── RECORDS SUPPLIED
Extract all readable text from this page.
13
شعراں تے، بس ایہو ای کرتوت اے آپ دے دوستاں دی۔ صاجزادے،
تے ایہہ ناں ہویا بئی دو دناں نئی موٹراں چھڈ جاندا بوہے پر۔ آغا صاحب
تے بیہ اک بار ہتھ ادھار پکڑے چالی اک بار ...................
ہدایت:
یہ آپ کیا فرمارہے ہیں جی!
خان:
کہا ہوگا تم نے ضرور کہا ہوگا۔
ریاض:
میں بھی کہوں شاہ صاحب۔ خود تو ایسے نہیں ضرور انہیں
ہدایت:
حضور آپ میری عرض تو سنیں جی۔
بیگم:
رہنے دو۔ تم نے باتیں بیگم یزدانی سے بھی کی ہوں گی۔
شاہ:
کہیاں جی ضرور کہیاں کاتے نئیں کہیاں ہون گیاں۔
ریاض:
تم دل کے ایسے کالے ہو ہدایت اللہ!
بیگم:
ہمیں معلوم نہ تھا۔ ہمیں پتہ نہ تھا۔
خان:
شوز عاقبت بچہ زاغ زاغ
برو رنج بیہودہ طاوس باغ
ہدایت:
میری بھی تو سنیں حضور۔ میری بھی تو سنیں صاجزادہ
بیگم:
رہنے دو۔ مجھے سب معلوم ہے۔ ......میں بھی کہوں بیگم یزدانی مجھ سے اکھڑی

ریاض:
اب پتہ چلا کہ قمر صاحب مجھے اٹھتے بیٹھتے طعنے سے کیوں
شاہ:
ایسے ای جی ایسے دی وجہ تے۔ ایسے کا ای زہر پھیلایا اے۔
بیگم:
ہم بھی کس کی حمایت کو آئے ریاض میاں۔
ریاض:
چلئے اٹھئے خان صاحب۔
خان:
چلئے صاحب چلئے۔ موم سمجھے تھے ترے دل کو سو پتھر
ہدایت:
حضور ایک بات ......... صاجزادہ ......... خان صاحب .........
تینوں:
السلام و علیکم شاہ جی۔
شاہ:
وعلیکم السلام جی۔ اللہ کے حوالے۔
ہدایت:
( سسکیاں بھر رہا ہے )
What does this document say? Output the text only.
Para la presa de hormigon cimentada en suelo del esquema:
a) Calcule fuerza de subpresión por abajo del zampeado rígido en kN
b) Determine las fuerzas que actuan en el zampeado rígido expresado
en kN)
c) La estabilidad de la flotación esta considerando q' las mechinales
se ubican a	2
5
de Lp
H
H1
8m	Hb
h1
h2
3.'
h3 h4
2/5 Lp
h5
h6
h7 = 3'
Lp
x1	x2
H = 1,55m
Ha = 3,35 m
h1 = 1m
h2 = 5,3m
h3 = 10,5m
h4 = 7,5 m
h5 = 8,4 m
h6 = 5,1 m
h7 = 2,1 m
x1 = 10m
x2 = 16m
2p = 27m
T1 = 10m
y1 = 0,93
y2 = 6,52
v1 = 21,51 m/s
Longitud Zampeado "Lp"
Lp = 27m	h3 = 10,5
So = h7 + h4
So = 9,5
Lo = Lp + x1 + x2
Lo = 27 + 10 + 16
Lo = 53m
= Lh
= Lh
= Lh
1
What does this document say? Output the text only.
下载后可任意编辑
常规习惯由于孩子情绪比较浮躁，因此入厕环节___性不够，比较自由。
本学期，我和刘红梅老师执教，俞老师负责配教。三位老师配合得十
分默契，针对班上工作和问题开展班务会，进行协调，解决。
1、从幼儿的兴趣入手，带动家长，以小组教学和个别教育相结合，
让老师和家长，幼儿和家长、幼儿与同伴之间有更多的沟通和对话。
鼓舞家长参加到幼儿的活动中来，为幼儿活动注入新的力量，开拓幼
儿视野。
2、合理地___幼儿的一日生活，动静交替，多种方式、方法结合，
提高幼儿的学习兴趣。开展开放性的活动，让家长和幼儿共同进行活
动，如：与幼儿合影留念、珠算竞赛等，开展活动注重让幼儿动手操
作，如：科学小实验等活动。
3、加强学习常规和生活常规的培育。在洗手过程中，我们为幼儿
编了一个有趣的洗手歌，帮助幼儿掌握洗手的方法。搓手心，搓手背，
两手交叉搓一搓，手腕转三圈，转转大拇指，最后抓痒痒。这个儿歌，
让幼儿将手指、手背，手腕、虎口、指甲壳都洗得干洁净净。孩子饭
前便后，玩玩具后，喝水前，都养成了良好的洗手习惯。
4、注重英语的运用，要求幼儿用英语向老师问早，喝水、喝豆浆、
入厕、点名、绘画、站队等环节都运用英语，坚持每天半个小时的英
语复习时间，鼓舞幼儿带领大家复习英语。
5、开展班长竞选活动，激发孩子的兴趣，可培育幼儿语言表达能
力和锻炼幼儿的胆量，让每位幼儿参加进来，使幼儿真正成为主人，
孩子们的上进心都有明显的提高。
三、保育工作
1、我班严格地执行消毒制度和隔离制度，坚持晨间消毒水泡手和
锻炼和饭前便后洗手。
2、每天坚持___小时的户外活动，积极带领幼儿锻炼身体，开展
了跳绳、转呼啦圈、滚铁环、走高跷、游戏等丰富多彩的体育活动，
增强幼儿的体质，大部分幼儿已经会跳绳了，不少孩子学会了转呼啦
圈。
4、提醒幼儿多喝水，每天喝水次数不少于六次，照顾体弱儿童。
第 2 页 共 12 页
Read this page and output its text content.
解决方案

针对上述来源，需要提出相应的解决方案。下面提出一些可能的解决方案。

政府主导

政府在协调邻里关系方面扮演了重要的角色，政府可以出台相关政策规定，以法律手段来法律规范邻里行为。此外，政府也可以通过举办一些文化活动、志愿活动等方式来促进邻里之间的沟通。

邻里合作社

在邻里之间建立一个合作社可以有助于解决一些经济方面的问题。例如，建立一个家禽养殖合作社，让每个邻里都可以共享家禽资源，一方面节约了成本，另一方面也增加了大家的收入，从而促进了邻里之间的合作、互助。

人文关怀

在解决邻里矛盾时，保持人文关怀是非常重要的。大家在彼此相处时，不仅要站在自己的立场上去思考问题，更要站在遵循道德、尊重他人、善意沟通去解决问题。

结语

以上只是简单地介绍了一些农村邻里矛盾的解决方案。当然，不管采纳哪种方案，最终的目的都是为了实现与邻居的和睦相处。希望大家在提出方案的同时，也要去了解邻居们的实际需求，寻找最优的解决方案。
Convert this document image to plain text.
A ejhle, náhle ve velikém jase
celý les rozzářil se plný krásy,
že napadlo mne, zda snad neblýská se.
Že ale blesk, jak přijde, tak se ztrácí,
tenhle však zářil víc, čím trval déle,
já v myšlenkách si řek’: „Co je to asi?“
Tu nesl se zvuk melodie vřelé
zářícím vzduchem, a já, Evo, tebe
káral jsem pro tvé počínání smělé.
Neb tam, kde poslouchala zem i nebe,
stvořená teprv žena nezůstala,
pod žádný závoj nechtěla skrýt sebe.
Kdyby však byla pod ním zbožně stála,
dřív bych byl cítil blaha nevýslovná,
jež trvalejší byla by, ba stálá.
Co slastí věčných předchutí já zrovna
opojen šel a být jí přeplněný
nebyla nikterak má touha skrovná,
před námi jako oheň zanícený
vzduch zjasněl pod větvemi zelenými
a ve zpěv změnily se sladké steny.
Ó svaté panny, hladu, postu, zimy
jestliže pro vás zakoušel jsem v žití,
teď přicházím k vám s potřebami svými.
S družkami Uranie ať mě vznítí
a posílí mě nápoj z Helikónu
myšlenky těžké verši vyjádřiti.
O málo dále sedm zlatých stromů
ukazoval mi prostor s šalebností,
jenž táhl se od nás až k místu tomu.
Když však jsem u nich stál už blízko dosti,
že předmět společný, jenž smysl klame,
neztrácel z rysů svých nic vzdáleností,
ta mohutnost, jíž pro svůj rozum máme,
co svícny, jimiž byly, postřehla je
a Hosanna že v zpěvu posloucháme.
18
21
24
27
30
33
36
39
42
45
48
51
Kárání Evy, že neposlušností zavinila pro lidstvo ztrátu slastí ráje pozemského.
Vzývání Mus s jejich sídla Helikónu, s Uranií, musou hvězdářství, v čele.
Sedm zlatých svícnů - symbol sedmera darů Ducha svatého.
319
────
Identify every line holding the word "اللہ" and copy it out.

§ **RESPONSE TO THIS EXERCISE**:
تم دل کے ایسے کالے ہو ہدایت اللہ!
وعلیکم السلام جی۔ اللہ کے حوالے۔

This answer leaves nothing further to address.